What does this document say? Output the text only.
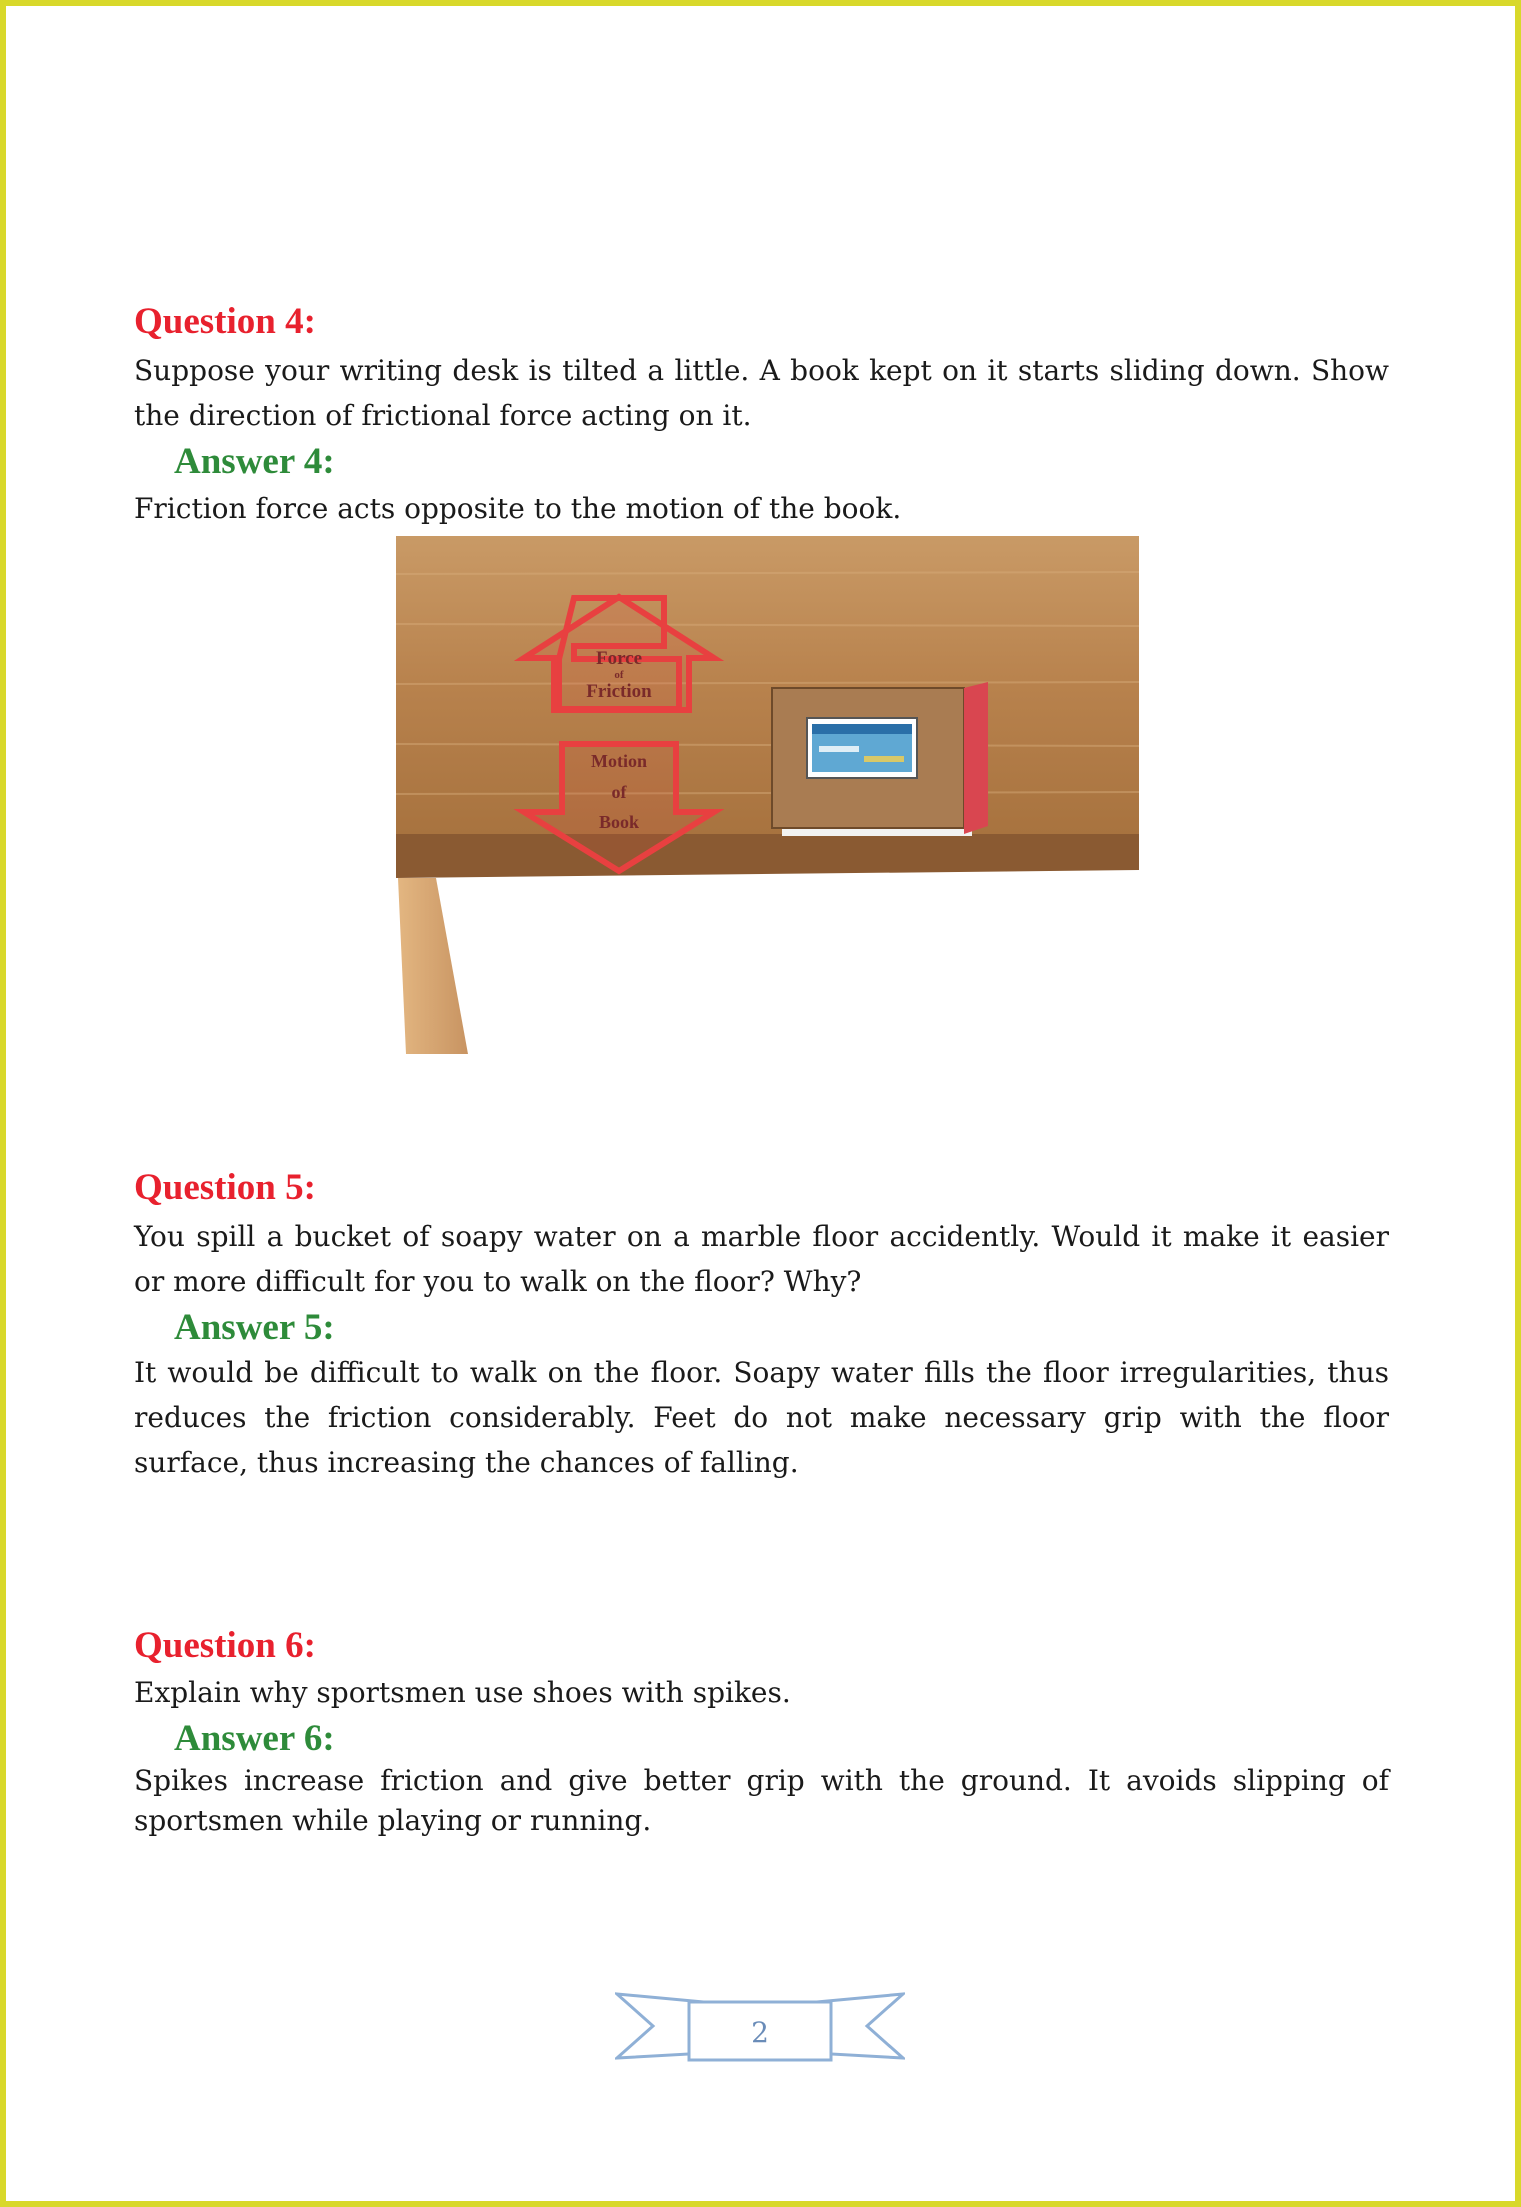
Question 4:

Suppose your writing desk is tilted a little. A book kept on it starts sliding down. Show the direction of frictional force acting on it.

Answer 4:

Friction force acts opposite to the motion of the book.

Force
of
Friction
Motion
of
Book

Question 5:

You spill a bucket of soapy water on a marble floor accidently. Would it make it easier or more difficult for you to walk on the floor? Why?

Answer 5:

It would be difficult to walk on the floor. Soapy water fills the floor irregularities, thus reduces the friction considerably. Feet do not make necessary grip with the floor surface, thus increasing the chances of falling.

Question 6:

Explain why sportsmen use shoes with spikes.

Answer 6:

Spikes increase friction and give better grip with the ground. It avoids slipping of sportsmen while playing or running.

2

────

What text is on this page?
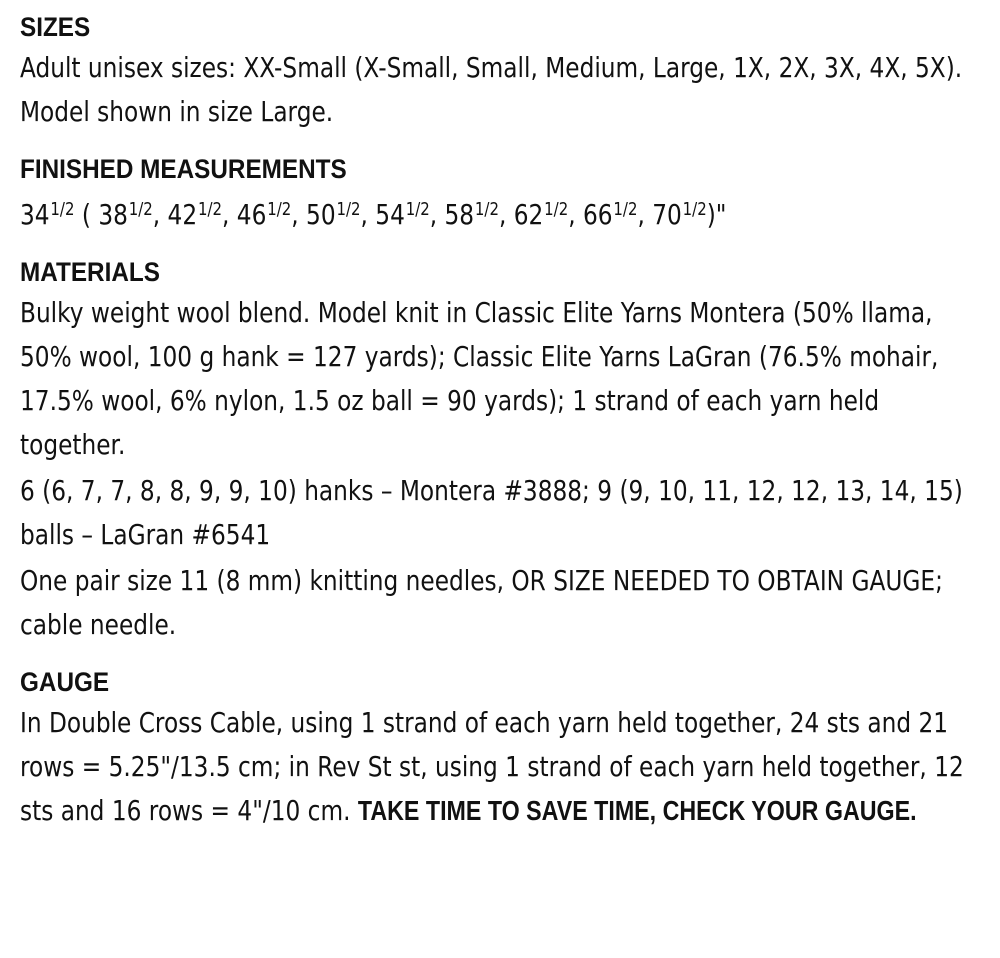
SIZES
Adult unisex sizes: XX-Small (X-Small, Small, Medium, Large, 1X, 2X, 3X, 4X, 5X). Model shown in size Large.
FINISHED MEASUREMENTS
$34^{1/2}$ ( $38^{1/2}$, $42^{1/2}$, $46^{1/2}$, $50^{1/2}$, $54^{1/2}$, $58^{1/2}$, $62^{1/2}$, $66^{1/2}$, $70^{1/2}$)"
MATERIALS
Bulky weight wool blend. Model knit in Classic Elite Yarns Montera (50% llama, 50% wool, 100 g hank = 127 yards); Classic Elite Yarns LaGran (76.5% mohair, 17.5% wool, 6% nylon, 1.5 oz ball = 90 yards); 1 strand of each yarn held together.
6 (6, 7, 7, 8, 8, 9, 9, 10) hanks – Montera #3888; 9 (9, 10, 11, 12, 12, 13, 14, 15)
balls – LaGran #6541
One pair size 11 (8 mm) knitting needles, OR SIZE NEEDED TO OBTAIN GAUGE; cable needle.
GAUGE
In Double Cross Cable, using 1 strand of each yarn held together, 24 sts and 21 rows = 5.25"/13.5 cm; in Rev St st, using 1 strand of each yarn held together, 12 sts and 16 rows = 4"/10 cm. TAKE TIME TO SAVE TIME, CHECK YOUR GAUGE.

────

YOUR INSTRUCTIONS: Count each line of the data where the word "water" appears, then reply with the total only.

WRITTEN REPLY: 2